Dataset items
-- start --
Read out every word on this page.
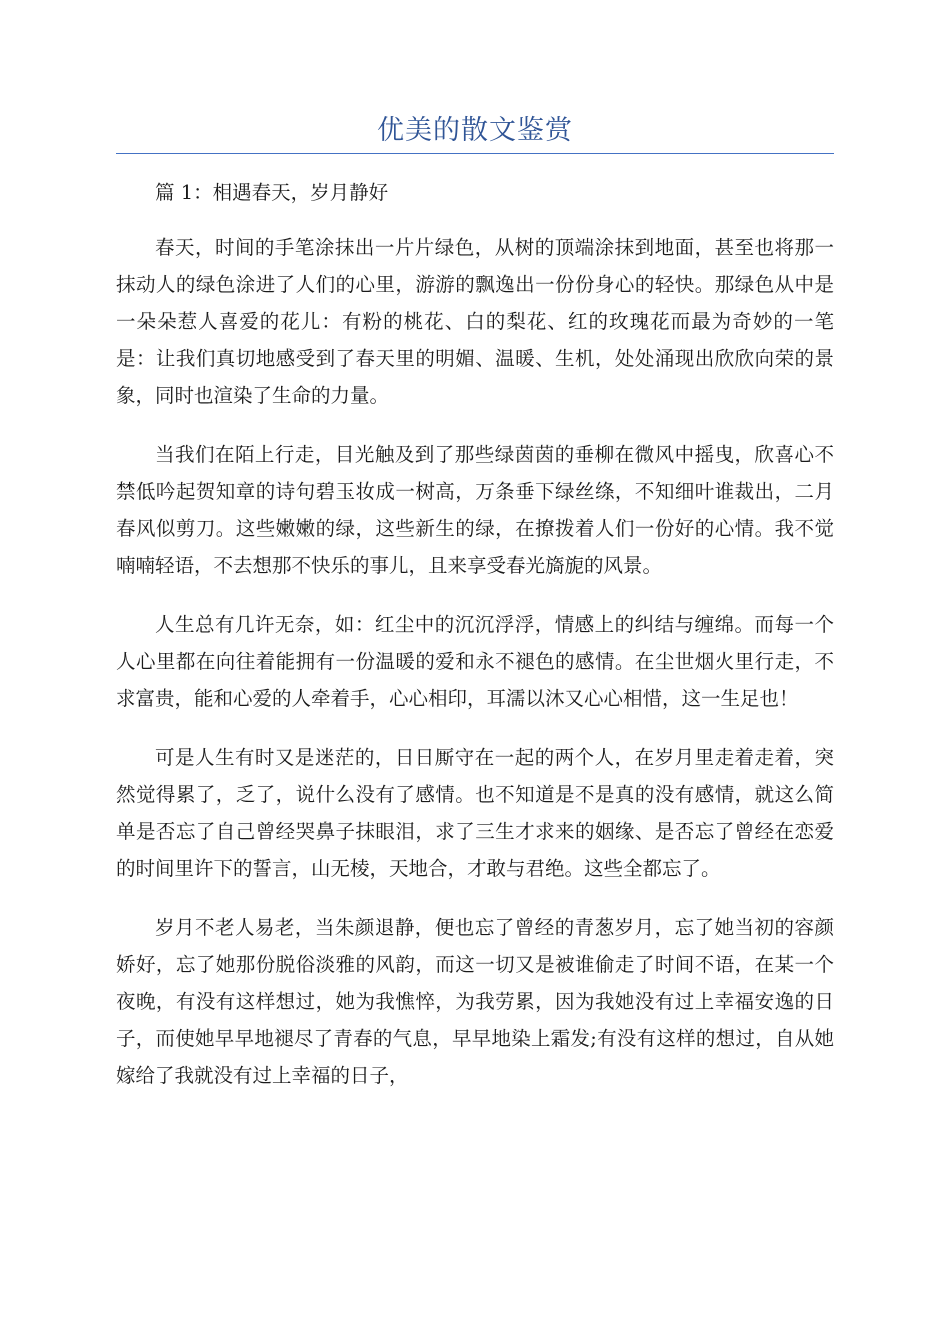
优美的散文鉴赏

篇 1：相遇春天，岁月静好

春天，时间的手笔涂抹出一片片绿色，从树的顶端涂抹到地面，甚至也将那一抹动人的绿色涂进了人们的心里，游游的飘逸出一份份身心的轻快。那绿色从中是一朵朵惹人喜爱的花儿：有粉的桃花、白的梨花、红的玫瑰花而最为奇妙的一笔是：让我们真切地感受到了春天里的明媚、温暖、生机，处处涌现出欣欣向荣的景象，同时也渲染了生命的力量。

当我们在陌上行走，目光触及到了那些绿茵茵的垂柳在微风中摇曳，欣喜心不禁低吟起贺知章的诗句碧玉妆成一树高，万条垂下绿丝绦，不知细叶谁裁出，二月春风似剪刀。这些嫩嫩的绿，这些新生的绿，在撩拨着人们一份好的心情。我不觉喃喃轻语，不去想那不快乐的事儿，且来享受春光旖旎的风景。

人生总有几许无奈，如：红尘中的沉沉浮浮，情感上的纠结与缠绵。而每一个人心里都在向往着能拥有一份温暖的爱和永不褪色的感情。在尘世烟火里行走，不求富贵，能和心爱的人牵着手，心心相印，耳濡以沐又心心相惜，这一生足也！

可是人生有时又是迷茫的，日日厮守在一起的两个人，在岁月里走着走着，突然觉得累了，乏了，说什么没有了感情。也不知道是不是真的没有感情，就这么简单是否忘了自己曾经哭鼻子抹眼泪，求了三生才求来的姻缘、是否忘了曾经在恋爱的时间里许下的誓言，山无棱，天地合，才敢与君绝。这些全都忘了。

岁月不老人易老，当朱颜退静，便也忘了曾经的青葱岁月，忘了她当初的容颜娇好，忘了她那份脱俗淡雅的风韵，而这一切又是被谁偷走了时间不语，在某一个夜晚，有没有这样想过，她为我憔悴，为我劳累，因为我她没有过上幸福安逸的日子，而使她早早地褪尽了青春的气息，早早地染上霜发;有没有这样的想过，自从她嫁给了我就没有过上幸福的日子，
-- end --
[WHAT IS NEEDED] Transcribe the whole listing, character for character, but not its images.

[TASK SOLUTION]
Read out every word on this page.
优美的散文鉴赏

篇 1：相遇春天，岁月静好

春天，时间的手笔涂抹出一片片绿色，从树的顶端涂抹到地面，甚至也将那一抹动人的绿色涂进了人们的心里，游游的飘逸出一份份身心的轻快。那绿色从中是一朵朵惹人喜爱的花儿：有粉的桃花、白的梨花、红的玫瑰花而最为奇妙的一笔是：让我们真切地感受到了春天里的明媚、温暖、生机，处处涌现出欣欣向荣的景象，同时也渲染了生命的力量。

当我们在陌上行走，目光触及到了那些绿茵茵的垂柳在微风中摇曳，欣喜心不禁低吟起贺知章的诗句碧玉妆成一树高，万条垂下绿丝绦，不知细叶谁裁出，二月春风似剪刀。这些嫩嫩的绿，这些新生的绿，在撩拨着人们一份好的心情。我不觉喃喃轻语，不去想那不快乐的事儿，且来享受春光旖旎的风景。

人生总有几许无奈，如：红尘中的沉沉浮浮，情感上的纠结与缠绵。而每一个人心里都在向往着能拥有一份温暖的爱和永不褪色的感情。在尘世烟火里行走，不求富贵，能和心爱的人牵着手，心心相印，耳濡以沐又心心相惜，这一生足也！

可是人生有时又是迷茫的，日日厮守在一起的两个人，在岁月里走着走着，突然觉得累了，乏了，说什么没有了感情。也不知道是不是真的没有感情，就这么简单是否忘了自己曾经哭鼻子抹眼泪，求了三生才求来的姻缘、是否忘了曾经在恋爱的时间里许下的誓言，山无棱，天地合，才敢与君绝。这些全都忘了。

岁月不老人易老，当朱颜退静，便也忘了曾经的青葱岁月，忘了她当初的容颜娇好，忘了她那份脱俗淡雅的风韵，而这一切又是被谁偷走了时间不语，在某一个夜晚，有没有这样想过，她为我憔悴，为我劳累，因为我她没有过上幸福安逸的日子，而使她早早地褪尽了青春的气息，早早地染上霜发;有没有这样的想过，自从她嫁给了我就没有过上幸福的日子，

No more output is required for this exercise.